Le droit social n'est pas un droit lié à la politique de l'Etat qui serait censé consacrer son rôle interventionniste dans l'économie . Chaque être collectif possède la capacité d'engendrer son propre ordre juridique autonome réglant sa vie intérieure. Il existe différents ordres du droit qui ne se réduisent pas à la simplification moniste de l'Etat , ce qui permet à Gurvitch de qualifier le droit social tel qu'il l'entend de "Droit d'intégration". "Le droit social est le droit autonome de communion par lequel s'intègre d'une façon objective chaque totalité active, concrète et réelle incarnant une valeur positive , droit d'intégration aussi distinct du droit de coordination ( ordre de droit individuel) que du droit de subordination, seuls reconnus par les systèmes de l'individualisme juridique et de l'universalisme unilatéral.Le droit social , en tant que droit d'intégration , ne peut se comprendre que si l'on admet que l'être social irréductible à la somme de ses membres , n'a pas besoin de se constituer en unité transcendante et extérieure: " chaque groupe social est, dans son idéal , une totalité immanente concrète et dynamique, qui n'admet ni son hypostase en une entité simple, ni sa dissolution dans un assemblage d'individus dispersés, dont le seul lien serait leur soumission à une même loi abstraite."

[Consigne]
Traduisez en anglais cette phrase du texte sur le droit social : « Chaque être collectif possède la capacité d'engendrer son propre ordre juridique autonome réglant sa vie intérieure. »

[Extrait source]
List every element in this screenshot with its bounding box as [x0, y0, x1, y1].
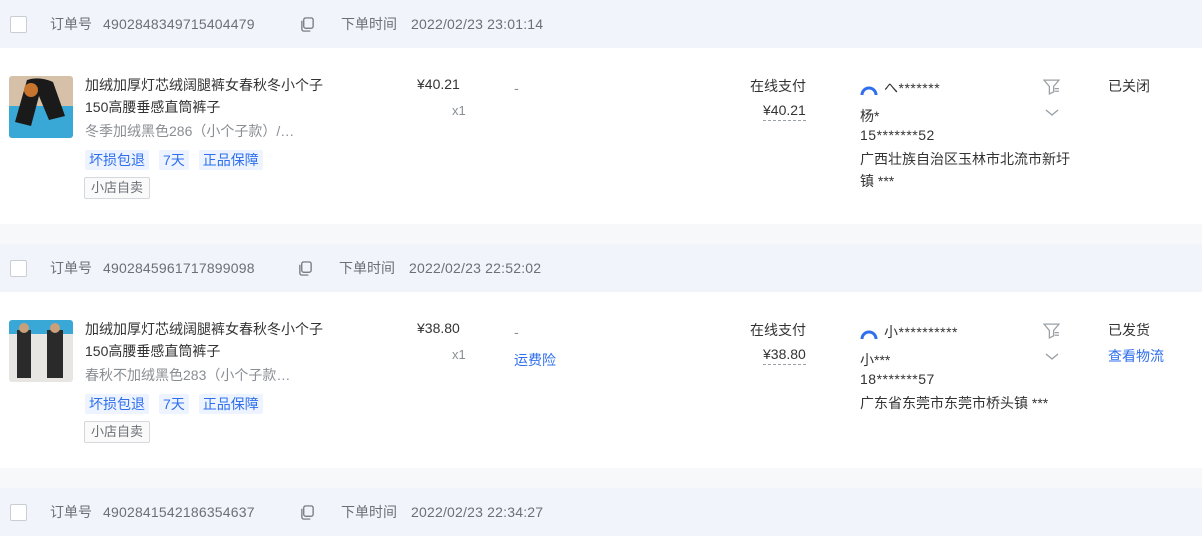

[Résultat attendu]
Every collective being has the capacity to generate its own autonomous legal order governing its internal life.